# Brief A
Copy the lines of the listing exactly, from its beginning through the line containing "html-text:Gross loans. NOK", with both of those lines included.

# Supplied passage
The EM Drive is going to get its feather drop, after a fashion. The famous feather drop was about proving something everybody already believed: Drop a feather and a hammer in a vacuum and, without air resistance, they will accelerate downward at the same rate. Now, a similarly space-based concept is getting a similarly space-based test. But this time the topic is much more controversial: Put in space and given only electricity with no fuel at all, the EM Drive will produce thrust. Where the feather drop confirmed several centuries of physics in a moment, a confirmation of the EM Drive could completely overturn just as much just as quickly.
This test is actually being conducted on the Cannae Drive, a sister-tech to the more-famous EM Drive. But since nobody can clearly articulate how the two work differently, they’re largely interchangeable at this point. EM Drive has become the Kleenex of a category of thruster called RF Resonant Cavity Thruster, which super-doesn’t exist, but which might soon come to.
For those who don’t know, the EM Drive is a propulsion device that is proposed to work without any fuel. The claim is that the invention uses only a modest amount of electricity, its intrinsic design, and the physical properties of the universe to produce thrust — a claim that seems to defy the laws of physics as we know them.

# Brief B
Say whether each statement agrees with the passage on the EM Drive, answering yes or no and quoting the words of the passage that decide it: (i) the test described is being conducted on the Cannae Drive; (ii) the EM Drive is claimed to need a large amount of electricity; (iii) in the feather drop, a feather and a hammer dropped in a vacuum accelerate downward at the same rate.

# Material for this task
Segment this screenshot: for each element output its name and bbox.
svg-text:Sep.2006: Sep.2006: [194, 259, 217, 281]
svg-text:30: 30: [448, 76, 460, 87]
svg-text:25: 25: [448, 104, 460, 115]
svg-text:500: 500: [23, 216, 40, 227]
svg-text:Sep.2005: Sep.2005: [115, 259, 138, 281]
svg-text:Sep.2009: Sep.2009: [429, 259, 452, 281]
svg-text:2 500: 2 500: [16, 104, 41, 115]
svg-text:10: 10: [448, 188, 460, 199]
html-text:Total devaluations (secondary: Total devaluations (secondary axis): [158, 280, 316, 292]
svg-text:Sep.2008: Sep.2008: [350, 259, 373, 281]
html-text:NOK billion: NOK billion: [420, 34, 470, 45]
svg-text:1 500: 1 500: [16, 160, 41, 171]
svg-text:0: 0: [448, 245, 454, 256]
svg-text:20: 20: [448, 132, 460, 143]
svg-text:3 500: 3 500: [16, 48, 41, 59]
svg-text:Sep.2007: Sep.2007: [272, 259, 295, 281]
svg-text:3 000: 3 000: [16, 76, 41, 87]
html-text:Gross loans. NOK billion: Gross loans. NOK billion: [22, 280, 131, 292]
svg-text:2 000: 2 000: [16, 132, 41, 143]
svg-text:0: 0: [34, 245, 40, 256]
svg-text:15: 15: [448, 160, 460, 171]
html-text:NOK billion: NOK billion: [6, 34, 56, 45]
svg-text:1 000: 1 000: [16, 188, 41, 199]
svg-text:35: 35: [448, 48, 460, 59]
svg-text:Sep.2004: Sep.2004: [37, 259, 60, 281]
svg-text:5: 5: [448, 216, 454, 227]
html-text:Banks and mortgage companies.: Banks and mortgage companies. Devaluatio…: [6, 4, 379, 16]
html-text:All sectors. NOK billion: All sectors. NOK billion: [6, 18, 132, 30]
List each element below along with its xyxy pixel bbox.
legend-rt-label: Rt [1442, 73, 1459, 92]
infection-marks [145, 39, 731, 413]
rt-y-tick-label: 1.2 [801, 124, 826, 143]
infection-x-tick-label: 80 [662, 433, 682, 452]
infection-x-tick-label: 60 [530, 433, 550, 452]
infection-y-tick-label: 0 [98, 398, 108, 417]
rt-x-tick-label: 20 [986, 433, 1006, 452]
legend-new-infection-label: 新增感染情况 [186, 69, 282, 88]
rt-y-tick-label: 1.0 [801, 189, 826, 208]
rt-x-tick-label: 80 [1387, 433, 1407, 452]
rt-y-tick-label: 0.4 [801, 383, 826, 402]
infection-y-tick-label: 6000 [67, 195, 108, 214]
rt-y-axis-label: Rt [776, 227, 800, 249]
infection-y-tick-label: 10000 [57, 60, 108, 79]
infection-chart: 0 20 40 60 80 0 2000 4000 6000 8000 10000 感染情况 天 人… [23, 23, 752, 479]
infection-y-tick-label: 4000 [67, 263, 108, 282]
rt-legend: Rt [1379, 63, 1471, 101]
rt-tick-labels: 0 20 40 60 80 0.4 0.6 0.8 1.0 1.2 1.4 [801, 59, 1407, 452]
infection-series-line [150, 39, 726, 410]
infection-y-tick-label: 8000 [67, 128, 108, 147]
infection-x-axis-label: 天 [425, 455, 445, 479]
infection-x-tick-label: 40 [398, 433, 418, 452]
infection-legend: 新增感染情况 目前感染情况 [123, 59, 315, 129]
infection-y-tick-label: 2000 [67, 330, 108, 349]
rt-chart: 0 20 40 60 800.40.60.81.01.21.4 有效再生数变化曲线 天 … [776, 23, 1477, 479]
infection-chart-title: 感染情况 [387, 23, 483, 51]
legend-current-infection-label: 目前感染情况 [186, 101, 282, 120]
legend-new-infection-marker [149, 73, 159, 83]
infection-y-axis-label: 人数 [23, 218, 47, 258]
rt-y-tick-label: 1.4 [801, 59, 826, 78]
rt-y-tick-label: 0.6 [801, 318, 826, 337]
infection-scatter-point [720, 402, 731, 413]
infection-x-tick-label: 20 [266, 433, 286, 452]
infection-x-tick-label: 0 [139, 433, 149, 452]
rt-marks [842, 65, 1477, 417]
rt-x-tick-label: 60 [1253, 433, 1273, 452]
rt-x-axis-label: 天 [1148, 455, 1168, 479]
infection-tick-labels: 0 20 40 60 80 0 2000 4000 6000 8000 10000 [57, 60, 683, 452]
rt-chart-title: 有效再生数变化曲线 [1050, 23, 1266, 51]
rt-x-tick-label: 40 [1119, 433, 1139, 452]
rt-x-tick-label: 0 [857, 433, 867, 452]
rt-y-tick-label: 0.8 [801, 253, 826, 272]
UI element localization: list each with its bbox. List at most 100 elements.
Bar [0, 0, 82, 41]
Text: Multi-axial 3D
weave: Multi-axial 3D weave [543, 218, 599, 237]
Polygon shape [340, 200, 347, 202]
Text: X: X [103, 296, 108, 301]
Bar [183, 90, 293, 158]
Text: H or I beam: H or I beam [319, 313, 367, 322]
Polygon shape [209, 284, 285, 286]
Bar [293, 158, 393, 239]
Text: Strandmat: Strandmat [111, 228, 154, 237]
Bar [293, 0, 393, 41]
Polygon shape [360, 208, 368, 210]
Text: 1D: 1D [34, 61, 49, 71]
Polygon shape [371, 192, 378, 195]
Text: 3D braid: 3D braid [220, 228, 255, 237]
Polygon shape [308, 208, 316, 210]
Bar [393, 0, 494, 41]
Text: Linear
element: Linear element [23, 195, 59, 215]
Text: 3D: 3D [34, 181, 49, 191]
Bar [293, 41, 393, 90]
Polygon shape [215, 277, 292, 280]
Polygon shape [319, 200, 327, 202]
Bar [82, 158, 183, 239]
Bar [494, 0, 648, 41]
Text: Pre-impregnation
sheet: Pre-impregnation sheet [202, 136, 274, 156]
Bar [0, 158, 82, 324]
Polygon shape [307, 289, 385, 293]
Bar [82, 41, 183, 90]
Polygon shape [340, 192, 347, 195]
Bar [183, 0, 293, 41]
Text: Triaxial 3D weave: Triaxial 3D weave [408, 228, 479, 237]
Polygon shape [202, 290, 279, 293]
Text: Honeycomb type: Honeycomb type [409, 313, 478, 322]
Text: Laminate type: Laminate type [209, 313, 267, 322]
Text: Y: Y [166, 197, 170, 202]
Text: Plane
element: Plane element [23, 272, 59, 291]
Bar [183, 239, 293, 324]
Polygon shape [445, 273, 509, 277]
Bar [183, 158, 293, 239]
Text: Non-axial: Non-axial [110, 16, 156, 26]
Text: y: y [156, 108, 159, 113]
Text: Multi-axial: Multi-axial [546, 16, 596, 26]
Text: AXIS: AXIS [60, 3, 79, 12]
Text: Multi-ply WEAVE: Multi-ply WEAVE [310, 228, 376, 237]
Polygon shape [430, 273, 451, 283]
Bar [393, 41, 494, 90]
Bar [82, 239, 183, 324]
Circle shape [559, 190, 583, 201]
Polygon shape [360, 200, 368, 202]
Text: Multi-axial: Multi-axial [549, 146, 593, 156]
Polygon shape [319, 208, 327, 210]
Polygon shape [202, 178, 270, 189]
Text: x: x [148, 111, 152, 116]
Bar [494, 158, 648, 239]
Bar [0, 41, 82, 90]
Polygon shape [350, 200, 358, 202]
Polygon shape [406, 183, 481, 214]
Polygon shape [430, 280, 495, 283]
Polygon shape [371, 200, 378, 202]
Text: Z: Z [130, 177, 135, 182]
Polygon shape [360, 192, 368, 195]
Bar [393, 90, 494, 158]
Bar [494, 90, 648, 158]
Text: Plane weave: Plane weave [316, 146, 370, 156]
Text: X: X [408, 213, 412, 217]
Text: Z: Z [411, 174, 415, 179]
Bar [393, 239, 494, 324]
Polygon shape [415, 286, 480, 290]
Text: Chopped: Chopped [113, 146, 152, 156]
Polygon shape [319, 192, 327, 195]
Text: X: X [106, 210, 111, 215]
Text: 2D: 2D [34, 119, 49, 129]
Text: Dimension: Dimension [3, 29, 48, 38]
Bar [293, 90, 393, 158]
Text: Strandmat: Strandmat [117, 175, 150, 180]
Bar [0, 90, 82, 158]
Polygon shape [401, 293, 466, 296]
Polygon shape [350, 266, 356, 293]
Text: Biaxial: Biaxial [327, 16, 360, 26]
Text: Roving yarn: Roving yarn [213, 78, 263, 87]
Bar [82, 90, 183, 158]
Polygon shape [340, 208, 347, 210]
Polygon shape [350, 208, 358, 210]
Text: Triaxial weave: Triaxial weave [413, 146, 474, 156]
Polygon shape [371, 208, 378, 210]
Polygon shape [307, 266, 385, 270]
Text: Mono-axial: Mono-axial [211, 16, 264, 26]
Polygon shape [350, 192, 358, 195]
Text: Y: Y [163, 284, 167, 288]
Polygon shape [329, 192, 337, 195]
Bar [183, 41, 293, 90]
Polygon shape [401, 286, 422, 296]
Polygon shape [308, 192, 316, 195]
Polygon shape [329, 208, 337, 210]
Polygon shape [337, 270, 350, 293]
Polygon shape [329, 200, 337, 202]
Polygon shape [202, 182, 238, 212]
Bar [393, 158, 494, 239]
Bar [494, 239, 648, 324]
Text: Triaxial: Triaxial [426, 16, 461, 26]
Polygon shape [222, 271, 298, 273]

# Exercise result A
Segment this screenshot: for each element output its name and bbox.
svg-text:Sep.2006: Sep.2006: [194, 259, 217, 281]
svg-text:30: 30: [448, 76, 460, 87]
svg-text:25: 25: [448, 104, 460, 115]
svg-text:500: 500: [23, 216, 40, 227]
svg-text:Sep.2005: Sep.2005: [115, 259, 138, 281]
svg-text:Sep.2009: Sep.2009: [429, 259, 452, 281]
svg-text:2 500: 2 500: [16, 104, 41, 115]
svg-text:10: 10: [448, 188, 460, 199]
html-text:Total devaluations (secondary: Total devaluations (secondary axis): [158, 280, 316, 292]
svg-text:Sep.2008: Sep.2008: [350, 259, 373, 281]
html-text:NOK billion: NOK billion: [420, 34, 470, 45]
svg-text:1 500: 1 500: [16, 160, 41, 171]
svg-text:0: 0: [448, 245, 454, 256]
svg-text:20: 20: [448, 132, 460, 143]
svg-text:3 500: 3 500: [16, 48, 41, 59]
svg-text:Sep.2007: Sep.2007: [272, 259, 295, 281]
svg-text:3 000: 3 000: [16, 76, 41, 87]
html-text:Gross loans. NOK billion: Gross loans. NOK billion: [22, 280, 131, 292]

# Exercise result B
(i) Yes: "This test is actually being conducted on the Cannae Drive"
(ii) No: "the invention uses only a modest amount of electricity"
(iii) Yes: "Drop a feather and a hammer in a vacuum and, without air resistance, they will accelerate downward at the same rate"